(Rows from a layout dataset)
----------------------------------------

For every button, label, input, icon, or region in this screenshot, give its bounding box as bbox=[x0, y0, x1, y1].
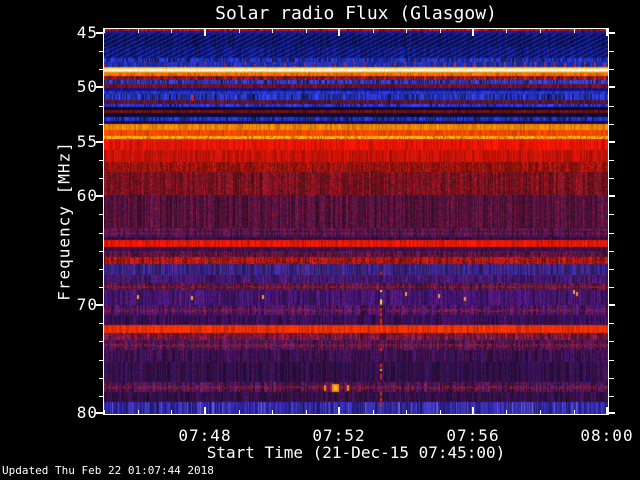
axis-tick bbox=[609, 32, 615, 34]
axis-tick bbox=[96, 195, 103, 197]
axis-tick bbox=[96, 141, 103, 143]
axis-tick bbox=[96, 304, 103, 306]
axis-tick bbox=[609, 269, 614, 270]
spectrogram-canvas bbox=[104, 29, 608, 414]
x-axis-title: Start Time (21-Dec-15 07:45:00) bbox=[206, 443, 506, 462]
y-axis-title: Frequency [MHz] bbox=[54, 141, 74, 301]
axis-tick bbox=[609, 412, 615, 414]
axis-tick bbox=[609, 287, 614, 288]
axis-tick bbox=[609, 323, 614, 324]
axis-tick bbox=[609, 195, 615, 197]
y-tick-label: 50 bbox=[76, 77, 98, 96]
axis-tick bbox=[609, 86, 615, 88]
axis-tick bbox=[609, 360, 614, 361]
axis-tick bbox=[609, 378, 614, 379]
axis-tick bbox=[609, 251, 614, 252]
plot-frame bbox=[103, 28, 609, 415]
axis-tick bbox=[609, 396, 614, 397]
axis-tick bbox=[609, 304, 615, 306]
chart-title: Solar radio Flux (Glasgow) bbox=[215, 3, 497, 24]
axis-tick bbox=[609, 233, 614, 234]
axis-tick bbox=[96, 412, 103, 414]
axis-tick bbox=[96, 32, 103, 34]
axis-tick bbox=[609, 124, 614, 125]
axis-tick bbox=[609, 160, 614, 161]
axis-tick bbox=[609, 178, 614, 179]
y-tick-label: 45 bbox=[76, 23, 98, 42]
axis-tick bbox=[609, 214, 614, 215]
y-tick-label: 80 bbox=[76, 403, 98, 422]
axis-tick bbox=[96, 86, 103, 88]
axis-tick bbox=[609, 51, 614, 52]
updated-timestamp: Updated Thu Feb 22 01:07:44 2018 bbox=[2, 464, 214, 477]
axis-tick bbox=[609, 106, 614, 107]
axis-tick bbox=[609, 341, 614, 342]
axis-tick bbox=[609, 141, 615, 143]
axis-tick bbox=[609, 69, 614, 70]
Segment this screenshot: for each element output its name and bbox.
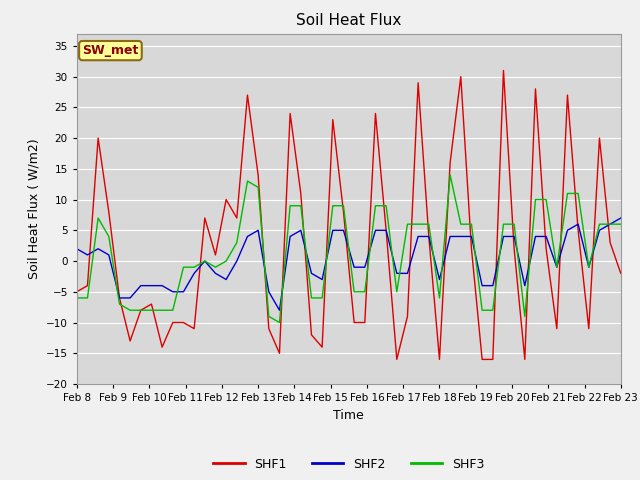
SHF3 (436, 295, 444, 301)
SHF1 (393, 357, 401, 362)
SHF1 (73, 289, 81, 295)
SHF2 (265, 289, 273, 295)
SHF3 (73, 295, 81, 301)
SHF1 (500, 68, 508, 73)
Text: SW_met: SW_met (82, 44, 139, 57)
SHF1 (617, 270, 625, 276)
SHF3 (372, 203, 380, 209)
SHF1 (116, 295, 124, 301)
SHF2 (585, 264, 593, 270)
SHF3 (414, 221, 422, 227)
SHF3 (446, 172, 454, 178)
SHF3 (276, 320, 284, 325)
SHF1 (361, 320, 369, 325)
Title: Soil Heat Flux: Soil Heat Flux (296, 13, 401, 28)
SHF2 (116, 295, 124, 301)
SHF3 (340, 203, 348, 209)
SHF3 (265, 313, 273, 319)
Y-axis label: Soil Heat Flux ( W/m2): Soil Heat Flux ( W/m2) (28, 139, 40, 279)
SHF3 (116, 301, 124, 307)
SHF2 (617, 215, 625, 221)
SHF1 (265, 326, 273, 332)
SHF1 (329, 117, 337, 122)
Legend: SHF1, SHF2, SHF3: SHF1, SHF2, SHF3 (209, 453, 489, 476)
SHF2 (340, 228, 348, 233)
SHF2 (276, 307, 284, 313)
Line: SHF1: SHF1 (77, 71, 621, 360)
SHF2 (436, 276, 444, 282)
SHF1 (436, 357, 444, 362)
SHF2 (414, 234, 422, 240)
SHF3 (617, 221, 625, 227)
X-axis label: Time: Time (333, 408, 364, 421)
Line: SHF2: SHF2 (77, 218, 621, 310)
SHF1 (414, 80, 422, 85)
Line: SHF3: SHF3 (77, 175, 621, 323)
SHF2 (73, 246, 81, 252)
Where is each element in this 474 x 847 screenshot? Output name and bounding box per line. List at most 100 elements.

----------------------------------------

## [Exercise description]
Rewrite the records above, changing every "screenshot" to "image" and leaving all other text unchanged. Leave the pictures out of your answer.

## [Written solution]
For every button, label, input, icon, or region in this image, give its bounding box as bbox=[x0, y0, x1, y1].
axis-tick bbox=[609, 32, 615, 34]
axis-tick bbox=[96, 195, 103, 197]
axis-tick bbox=[96, 141, 103, 143]
axis-tick bbox=[96, 304, 103, 306]
axis-tick bbox=[609, 269, 614, 270]
spectrogram-canvas bbox=[104, 29, 608, 414]
x-axis-title: Start Time (21-Dec-15 07:45:00) bbox=[206, 443, 506, 462]
y-axis-title: Frequency [MHz] bbox=[54, 141, 74, 301]
axis-tick bbox=[609, 412, 615, 414]
axis-tick bbox=[609, 287, 614, 288]
axis-tick bbox=[609, 323, 614, 324]
axis-tick bbox=[609, 195, 615, 197]
y-tick-label: 50 bbox=[76, 77, 98, 96]
axis-tick bbox=[609, 86, 615, 88]
axis-tick bbox=[609, 360, 614, 361]
axis-tick bbox=[609, 378, 614, 379]
axis-tick bbox=[609, 251, 614, 252]
plot-frame bbox=[103, 28, 609, 415]
axis-tick bbox=[609, 396, 614, 397]
axis-tick bbox=[609, 304, 615, 306]
chart-title: Solar radio Flux (Glasgow) bbox=[215, 3, 497, 24]
axis-tick bbox=[609, 233, 614, 234]
axis-tick bbox=[96, 412, 103, 414]
axis-tick bbox=[96, 32, 103, 34]
axis-tick bbox=[609, 124, 614, 125]
axis-tick bbox=[609, 160, 614, 161]
axis-tick bbox=[609, 178, 614, 179]
y-tick-label: 45 bbox=[76, 23, 98, 42]
axis-tick bbox=[609, 214, 614, 215]
y-tick-label: 80 bbox=[76, 403, 98, 422]
axis-tick bbox=[96, 86, 103, 88]
axis-tick bbox=[609, 51, 614, 52]
updated-timestamp: Updated Thu Feb 22 01:07:44 2018 bbox=[2, 464, 214, 477]
axis-tick bbox=[609, 106, 614, 107]
axis-tick bbox=[609, 341, 614, 342]
axis-tick bbox=[609, 141, 615, 143]
axis-tick bbox=[609, 69, 614, 70]
Segment this image: for each element output its name and bbox.
SHF3 (436, 295, 444, 301)
SHF1 (393, 357, 401, 362)
SHF1 (73, 289, 81, 295)
SHF2 (265, 289, 273, 295)
SHF3 (73, 295, 81, 301)
SHF1 (500, 68, 508, 73)
Text: SW_met: SW_met (82, 44, 139, 57)
SHF1 (617, 270, 625, 276)
SHF3 (372, 203, 380, 209)
SHF1 (116, 295, 124, 301)
SHF2 (585, 264, 593, 270)
SHF3 (414, 221, 422, 227)
SHF3 (446, 172, 454, 178)
SHF3 (276, 320, 284, 325)
SHF1 (361, 320, 369, 325)
Title: Soil Heat Flux: Soil Heat Flux (296, 13, 401, 28)
SHF2 (116, 295, 124, 301)
SHF3 (340, 203, 348, 209)
SHF3 (265, 313, 273, 319)
Y-axis label: Soil Heat Flux ( W/m2): Soil Heat Flux ( W/m2) (28, 139, 40, 279)
SHF3 (116, 301, 124, 307)
SHF2 (617, 215, 625, 221)
SHF1 (265, 326, 273, 332)
SHF1 (329, 117, 337, 122)
Legend: SHF1, SHF2, SHF3: SHF1, SHF2, SHF3 (209, 453, 489, 476)
SHF2 (340, 228, 348, 233)
SHF2 (276, 307, 284, 313)
Line: SHF1: SHF1 (77, 71, 621, 360)
SHF2 (436, 276, 444, 282)
SHF1 (436, 357, 444, 362)
SHF2 (414, 234, 422, 240)
SHF3 (617, 221, 625, 227)
X-axis label: Time: Time (333, 408, 364, 421)
Line: SHF2: SHF2 (77, 218, 621, 310)
SHF1 (414, 80, 422, 85)
Line: SHF3: SHF3 (77, 175, 621, 323)
SHF2 (73, 246, 81, 252)
Where is each element in this 474 x 847 image? Output name and bounding box per line. List at most 100 elements.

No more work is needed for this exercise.